Please find all lines in the data that hold the string "Europe" and copy them.
** Start **
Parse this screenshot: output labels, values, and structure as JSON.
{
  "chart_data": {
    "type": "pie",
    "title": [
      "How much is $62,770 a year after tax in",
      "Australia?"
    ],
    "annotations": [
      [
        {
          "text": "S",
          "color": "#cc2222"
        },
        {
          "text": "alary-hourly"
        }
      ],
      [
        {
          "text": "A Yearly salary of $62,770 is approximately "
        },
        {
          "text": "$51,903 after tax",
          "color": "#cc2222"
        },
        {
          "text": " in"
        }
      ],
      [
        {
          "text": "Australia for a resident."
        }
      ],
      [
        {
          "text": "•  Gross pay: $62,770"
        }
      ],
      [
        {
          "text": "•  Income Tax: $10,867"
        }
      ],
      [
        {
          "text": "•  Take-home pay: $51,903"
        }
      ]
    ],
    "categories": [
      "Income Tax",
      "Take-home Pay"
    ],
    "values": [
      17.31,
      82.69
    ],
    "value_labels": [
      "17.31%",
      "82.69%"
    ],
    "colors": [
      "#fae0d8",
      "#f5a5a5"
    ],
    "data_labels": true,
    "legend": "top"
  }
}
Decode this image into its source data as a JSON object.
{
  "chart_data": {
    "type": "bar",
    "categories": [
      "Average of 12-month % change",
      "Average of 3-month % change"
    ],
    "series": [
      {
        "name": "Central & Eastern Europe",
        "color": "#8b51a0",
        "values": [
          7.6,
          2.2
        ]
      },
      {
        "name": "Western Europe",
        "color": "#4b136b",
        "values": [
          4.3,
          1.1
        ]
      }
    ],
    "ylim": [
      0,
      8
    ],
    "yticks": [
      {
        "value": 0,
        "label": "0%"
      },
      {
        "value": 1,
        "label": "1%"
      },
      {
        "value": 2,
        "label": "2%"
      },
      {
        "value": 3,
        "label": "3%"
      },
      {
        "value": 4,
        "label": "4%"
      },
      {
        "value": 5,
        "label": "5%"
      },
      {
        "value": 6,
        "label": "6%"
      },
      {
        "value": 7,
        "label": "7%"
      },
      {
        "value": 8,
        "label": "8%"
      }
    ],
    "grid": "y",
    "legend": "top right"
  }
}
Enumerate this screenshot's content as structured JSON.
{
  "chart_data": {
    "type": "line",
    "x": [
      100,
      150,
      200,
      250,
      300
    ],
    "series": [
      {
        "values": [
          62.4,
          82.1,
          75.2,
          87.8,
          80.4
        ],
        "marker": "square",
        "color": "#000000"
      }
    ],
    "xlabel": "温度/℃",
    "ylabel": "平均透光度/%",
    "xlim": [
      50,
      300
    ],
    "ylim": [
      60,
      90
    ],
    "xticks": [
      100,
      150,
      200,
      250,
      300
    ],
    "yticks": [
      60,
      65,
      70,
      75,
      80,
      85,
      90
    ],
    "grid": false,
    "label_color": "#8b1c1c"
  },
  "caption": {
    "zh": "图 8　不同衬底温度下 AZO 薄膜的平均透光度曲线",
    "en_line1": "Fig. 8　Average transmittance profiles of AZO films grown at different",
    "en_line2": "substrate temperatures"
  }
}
** End **
▸ Result of this exercise
        "name": "Central & Eastern Europe",
        "name": "Western Europe",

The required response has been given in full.